──────── Source records

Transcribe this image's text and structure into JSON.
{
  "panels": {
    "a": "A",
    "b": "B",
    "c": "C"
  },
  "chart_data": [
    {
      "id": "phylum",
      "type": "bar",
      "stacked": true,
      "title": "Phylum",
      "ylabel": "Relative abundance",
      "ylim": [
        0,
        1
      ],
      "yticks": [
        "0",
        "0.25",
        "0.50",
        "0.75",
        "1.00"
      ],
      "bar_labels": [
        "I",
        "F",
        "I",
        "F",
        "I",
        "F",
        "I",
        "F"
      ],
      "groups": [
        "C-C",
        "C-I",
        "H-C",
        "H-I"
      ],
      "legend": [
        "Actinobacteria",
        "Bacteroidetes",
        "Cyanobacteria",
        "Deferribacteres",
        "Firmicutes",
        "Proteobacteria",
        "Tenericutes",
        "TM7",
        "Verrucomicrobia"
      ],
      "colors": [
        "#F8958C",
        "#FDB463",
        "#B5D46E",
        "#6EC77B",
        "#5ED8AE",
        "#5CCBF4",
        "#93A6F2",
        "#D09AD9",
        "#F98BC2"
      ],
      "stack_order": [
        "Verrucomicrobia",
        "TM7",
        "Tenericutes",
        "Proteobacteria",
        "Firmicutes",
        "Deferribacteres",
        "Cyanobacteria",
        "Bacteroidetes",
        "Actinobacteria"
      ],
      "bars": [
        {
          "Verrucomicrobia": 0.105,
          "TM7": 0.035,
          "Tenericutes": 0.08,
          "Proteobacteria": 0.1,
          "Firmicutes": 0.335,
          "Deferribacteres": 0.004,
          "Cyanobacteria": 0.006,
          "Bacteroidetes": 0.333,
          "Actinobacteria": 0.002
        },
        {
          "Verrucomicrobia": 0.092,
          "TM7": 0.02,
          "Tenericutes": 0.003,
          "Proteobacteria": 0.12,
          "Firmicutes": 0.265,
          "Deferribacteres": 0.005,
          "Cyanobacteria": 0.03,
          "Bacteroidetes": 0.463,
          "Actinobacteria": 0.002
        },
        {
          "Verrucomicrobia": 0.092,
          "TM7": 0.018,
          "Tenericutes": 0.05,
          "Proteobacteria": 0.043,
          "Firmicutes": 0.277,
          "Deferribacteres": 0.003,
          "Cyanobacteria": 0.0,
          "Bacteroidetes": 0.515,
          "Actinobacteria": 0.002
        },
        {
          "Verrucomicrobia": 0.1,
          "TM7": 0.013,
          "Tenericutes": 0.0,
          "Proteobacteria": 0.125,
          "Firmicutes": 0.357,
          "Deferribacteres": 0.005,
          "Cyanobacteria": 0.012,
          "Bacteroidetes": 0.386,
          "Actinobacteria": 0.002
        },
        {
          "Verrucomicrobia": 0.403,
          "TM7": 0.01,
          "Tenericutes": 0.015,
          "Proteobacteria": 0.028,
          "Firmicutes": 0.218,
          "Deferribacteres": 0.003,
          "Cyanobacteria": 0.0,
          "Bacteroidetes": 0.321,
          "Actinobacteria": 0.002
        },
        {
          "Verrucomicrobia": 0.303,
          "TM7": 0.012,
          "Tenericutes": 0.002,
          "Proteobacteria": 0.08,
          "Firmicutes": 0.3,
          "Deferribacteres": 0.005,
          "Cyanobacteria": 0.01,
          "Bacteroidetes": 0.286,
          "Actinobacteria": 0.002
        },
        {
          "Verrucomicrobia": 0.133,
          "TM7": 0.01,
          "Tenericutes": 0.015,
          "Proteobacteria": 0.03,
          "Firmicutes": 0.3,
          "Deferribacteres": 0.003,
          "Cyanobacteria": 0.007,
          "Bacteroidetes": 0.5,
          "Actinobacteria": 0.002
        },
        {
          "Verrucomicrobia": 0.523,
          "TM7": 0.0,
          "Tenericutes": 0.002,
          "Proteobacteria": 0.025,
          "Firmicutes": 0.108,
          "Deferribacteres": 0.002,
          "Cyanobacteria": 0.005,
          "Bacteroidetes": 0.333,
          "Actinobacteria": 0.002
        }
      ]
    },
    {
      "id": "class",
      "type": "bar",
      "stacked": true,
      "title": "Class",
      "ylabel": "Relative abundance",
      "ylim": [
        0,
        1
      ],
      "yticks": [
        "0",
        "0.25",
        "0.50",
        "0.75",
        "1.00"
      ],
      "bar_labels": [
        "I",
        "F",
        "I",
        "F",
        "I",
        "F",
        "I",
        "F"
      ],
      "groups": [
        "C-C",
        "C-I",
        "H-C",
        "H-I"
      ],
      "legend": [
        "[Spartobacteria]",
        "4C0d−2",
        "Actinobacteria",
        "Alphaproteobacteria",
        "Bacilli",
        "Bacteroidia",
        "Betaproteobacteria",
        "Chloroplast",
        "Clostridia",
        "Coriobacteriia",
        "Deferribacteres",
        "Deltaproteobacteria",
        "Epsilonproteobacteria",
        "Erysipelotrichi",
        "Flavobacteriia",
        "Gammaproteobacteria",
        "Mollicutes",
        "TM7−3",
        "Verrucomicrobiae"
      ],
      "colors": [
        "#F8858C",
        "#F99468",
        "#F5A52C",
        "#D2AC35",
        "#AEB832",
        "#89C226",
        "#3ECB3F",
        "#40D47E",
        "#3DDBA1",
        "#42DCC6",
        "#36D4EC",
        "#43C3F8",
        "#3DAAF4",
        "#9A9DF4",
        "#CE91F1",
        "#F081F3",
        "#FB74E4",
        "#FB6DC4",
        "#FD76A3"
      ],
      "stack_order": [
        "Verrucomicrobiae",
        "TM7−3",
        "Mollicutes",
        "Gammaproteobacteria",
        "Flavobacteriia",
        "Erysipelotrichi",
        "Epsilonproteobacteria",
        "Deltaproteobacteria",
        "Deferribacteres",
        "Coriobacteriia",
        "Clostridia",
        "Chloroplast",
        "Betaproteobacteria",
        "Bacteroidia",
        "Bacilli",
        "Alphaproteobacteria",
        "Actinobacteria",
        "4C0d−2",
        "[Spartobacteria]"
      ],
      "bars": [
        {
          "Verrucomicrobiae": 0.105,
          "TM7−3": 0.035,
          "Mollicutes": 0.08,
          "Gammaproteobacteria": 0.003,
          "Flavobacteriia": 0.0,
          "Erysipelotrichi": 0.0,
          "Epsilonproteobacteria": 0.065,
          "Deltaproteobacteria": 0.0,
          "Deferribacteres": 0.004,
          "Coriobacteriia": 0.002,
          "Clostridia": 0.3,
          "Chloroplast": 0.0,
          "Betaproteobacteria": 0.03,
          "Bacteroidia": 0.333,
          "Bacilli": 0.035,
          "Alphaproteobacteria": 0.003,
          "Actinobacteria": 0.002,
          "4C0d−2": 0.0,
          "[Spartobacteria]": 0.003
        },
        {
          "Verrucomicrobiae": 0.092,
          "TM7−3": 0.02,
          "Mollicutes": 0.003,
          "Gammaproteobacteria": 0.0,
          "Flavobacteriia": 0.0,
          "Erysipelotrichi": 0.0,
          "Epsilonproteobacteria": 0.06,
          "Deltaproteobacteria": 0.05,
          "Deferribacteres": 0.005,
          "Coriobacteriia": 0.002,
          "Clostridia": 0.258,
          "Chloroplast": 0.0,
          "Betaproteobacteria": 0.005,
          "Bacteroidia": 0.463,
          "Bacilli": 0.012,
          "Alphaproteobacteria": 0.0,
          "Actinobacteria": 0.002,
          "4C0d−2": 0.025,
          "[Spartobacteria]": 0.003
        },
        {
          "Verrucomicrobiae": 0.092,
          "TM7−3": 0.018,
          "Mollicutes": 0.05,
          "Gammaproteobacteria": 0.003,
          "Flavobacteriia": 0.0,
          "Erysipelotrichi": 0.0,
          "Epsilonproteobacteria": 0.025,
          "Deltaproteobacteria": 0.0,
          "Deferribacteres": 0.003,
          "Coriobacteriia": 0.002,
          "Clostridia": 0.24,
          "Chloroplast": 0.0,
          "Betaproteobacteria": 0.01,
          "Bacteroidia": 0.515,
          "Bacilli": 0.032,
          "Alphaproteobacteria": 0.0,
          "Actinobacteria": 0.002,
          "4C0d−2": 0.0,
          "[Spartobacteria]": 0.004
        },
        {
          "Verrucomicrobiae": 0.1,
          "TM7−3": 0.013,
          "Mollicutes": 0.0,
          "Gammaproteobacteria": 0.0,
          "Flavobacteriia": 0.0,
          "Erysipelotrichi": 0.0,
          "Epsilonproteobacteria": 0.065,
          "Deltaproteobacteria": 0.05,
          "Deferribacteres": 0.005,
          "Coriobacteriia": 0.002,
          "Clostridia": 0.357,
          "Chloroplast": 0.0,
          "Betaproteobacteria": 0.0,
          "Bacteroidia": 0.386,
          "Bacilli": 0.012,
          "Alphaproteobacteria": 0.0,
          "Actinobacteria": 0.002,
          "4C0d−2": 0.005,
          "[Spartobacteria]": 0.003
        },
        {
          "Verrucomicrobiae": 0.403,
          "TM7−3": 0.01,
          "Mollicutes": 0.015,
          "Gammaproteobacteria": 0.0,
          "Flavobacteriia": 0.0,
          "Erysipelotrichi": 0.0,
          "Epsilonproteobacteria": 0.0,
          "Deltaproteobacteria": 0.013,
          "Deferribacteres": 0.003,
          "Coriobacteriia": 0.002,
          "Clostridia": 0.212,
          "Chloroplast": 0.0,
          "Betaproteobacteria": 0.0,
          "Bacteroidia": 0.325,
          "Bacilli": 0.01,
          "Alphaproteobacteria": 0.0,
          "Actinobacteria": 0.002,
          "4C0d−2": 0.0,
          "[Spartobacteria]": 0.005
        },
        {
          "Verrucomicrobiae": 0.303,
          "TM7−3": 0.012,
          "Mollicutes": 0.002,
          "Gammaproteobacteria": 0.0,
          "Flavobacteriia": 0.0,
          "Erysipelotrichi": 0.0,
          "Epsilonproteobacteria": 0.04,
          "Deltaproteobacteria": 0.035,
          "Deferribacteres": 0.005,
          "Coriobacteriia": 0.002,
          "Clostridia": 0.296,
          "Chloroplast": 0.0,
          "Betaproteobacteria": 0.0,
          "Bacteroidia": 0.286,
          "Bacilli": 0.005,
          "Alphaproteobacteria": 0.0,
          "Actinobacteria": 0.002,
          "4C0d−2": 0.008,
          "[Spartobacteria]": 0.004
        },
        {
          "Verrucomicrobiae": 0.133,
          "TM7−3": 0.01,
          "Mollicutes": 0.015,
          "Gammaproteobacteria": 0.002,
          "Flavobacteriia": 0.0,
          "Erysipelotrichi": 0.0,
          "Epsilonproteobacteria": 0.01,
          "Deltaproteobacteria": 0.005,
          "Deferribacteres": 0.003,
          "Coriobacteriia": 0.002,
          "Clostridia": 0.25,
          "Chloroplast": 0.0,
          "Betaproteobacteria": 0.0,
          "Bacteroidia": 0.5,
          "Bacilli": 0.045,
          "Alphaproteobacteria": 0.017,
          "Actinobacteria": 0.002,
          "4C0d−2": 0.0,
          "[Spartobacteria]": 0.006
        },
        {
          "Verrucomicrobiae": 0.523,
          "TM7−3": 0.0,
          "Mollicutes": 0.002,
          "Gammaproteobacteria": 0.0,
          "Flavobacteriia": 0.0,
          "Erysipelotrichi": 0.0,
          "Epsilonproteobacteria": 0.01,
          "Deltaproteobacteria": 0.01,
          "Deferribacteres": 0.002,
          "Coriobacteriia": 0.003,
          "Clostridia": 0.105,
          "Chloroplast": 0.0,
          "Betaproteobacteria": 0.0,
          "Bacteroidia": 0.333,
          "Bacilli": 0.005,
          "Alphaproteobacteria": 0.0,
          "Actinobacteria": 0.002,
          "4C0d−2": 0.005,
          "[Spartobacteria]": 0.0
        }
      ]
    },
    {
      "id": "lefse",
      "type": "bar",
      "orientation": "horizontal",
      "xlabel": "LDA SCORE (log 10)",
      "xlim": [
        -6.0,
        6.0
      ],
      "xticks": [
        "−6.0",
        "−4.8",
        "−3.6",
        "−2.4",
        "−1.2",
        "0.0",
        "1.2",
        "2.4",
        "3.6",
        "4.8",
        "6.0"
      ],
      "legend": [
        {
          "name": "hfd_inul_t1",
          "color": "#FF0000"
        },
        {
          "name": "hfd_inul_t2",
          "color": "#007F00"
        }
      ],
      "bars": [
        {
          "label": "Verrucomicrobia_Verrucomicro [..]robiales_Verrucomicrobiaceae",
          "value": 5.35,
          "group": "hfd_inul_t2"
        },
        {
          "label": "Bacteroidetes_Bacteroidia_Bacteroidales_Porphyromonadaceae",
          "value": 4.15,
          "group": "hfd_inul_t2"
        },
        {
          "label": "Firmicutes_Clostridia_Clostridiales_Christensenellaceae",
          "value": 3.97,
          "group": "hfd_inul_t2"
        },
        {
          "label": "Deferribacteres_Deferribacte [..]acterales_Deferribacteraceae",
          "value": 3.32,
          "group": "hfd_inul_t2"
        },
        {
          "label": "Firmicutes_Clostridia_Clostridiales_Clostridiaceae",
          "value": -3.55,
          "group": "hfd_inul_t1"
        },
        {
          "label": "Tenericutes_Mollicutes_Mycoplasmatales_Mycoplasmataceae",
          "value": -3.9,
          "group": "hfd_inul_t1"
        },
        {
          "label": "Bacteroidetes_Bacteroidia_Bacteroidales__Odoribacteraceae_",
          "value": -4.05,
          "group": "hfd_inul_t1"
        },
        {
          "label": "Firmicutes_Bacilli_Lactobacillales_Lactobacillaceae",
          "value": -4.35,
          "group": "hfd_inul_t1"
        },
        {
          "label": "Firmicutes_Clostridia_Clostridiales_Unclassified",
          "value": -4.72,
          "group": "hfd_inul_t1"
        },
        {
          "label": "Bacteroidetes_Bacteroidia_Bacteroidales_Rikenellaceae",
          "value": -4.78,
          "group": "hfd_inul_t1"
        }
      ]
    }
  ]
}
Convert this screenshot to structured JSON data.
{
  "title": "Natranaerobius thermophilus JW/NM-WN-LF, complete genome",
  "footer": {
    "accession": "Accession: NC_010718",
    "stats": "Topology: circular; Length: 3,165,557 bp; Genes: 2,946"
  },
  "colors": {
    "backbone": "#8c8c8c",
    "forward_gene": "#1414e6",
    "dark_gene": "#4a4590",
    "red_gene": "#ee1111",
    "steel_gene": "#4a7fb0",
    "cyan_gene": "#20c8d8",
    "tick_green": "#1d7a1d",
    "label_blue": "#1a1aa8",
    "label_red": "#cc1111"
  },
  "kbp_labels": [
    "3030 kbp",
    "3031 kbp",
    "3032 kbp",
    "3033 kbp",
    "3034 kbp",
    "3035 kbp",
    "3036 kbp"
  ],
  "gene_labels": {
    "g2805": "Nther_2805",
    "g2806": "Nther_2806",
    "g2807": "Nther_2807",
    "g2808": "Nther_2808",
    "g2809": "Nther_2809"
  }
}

────────────────

● What is needed:
Find the line with "Convert this screenshot". Transcribe it and every line after it exactly, through the end of the records above, and nothing else.

● Solved exercise:
Convert this screenshot to structured JSON data.
{
  "title": "Natranaerobius thermophilus JW/NM-WN-LF, complete genome",
  "footer": {
    "accession": "Accession: NC_010718",
    "stats": "Topology: circular; Length: 3,165,557 bp; Genes: 2,946"
  },
  "colors": {
    "backbone": "#8c8c8c",
    "forward_gene": "#1414e6",
    "dark_gene": "#4a4590",
    "red_gene": "#ee1111",
    "steel_gene": "#4a7fb0",
    "cyan_gene": "#20c8d8",
    "tick_green": "#1d7a1d",
    "label_blue": "#1a1aa8",
    "label_red": "#cc1111"
  },
  "kbp_labels": [
    "3030 kbp",
    "3031 kbp",
    "3032 kbp",
    "3033 kbp",
    "3034 kbp",
    "3035 kbp",
    "3036 kbp"
  ],
  "gene_labels": {
    "g2805": "Nther_2805",
    "g2806": "Nther_2806",
    "g2807": "Nther_2807",
    "g2808": "Nther_2808",
    "g2809": "Nther_2809"
  }
}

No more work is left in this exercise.